[START OF INPUT]

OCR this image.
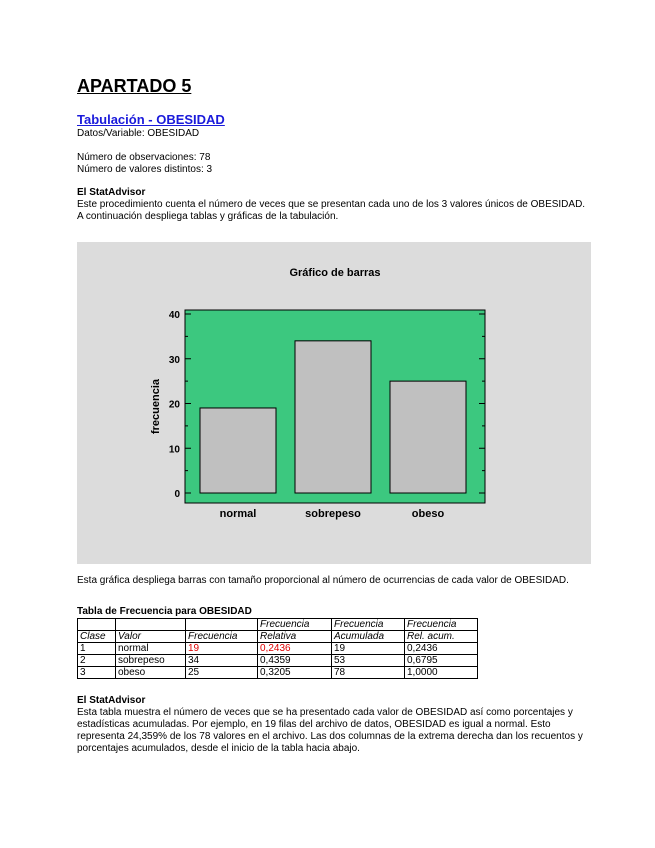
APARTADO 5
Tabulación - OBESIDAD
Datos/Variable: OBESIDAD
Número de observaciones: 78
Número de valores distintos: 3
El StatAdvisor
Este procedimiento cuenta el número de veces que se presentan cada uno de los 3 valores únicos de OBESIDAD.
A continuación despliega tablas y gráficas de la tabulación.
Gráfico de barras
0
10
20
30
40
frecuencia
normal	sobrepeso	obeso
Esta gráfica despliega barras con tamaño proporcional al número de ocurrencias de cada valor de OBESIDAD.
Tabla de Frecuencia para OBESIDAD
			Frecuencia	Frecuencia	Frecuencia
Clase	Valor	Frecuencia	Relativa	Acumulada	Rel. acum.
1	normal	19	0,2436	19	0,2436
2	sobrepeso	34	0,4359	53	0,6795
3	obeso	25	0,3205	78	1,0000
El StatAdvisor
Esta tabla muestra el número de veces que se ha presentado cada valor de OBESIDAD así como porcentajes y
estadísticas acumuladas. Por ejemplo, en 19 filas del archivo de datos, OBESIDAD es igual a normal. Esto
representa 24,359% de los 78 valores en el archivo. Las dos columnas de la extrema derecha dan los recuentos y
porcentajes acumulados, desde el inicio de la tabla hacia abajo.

[END OF INPUT]

Quote each entry above verbatim and drop the pictures.

[SOLUTION FOR THIS EXERCISE]
OCR this image.
APARTADO 5
Tabulación - OBESIDAD
Datos/Variable: OBESIDAD
Número de observaciones: 78
Número de valores distintos: 3
El StatAdvisor
Este procedimiento cuenta el número de veces que se presentan cada uno de los 3 valores únicos de OBESIDAD.
A continuación despliega tablas y gráficas de la tabulación.
Gráfico de barras
0
10
20
30
40
frecuencia
normal	sobrepeso	obeso
Esta gráfica despliega barras con tamaño proporcional al número de ocurrencias de cada valor de OBESIDAD.
Tabla de Frecuencia para OBESIDAD
			Frecuencia	Frecuencia	Frecuencia
Clase	Valor	Frecuencia	Relativa	Acumulada	Rel. acum.
1	normal	19	0,2436	19	0,2436
2	sobrepeso	34	0,4359	53	0,6795
3	obeso	25	0,3205	78	1,0000
El StatAdvisor
Esta tabla muestra el número de veces que se ha presentado cada valor de OBESIDAD así como porcentajes y
estadísticas acumuladas. Por ejemplo, en 19 filas del archivo de datos, OBESIDAD es igual a normal. Esto
representa 24,359% de los 78 valores en el archivo. Las dos columnas de la extrema derecha dan los recuentos y
porcentajes acumulados, desde el inicio de la tabla hacia abajo.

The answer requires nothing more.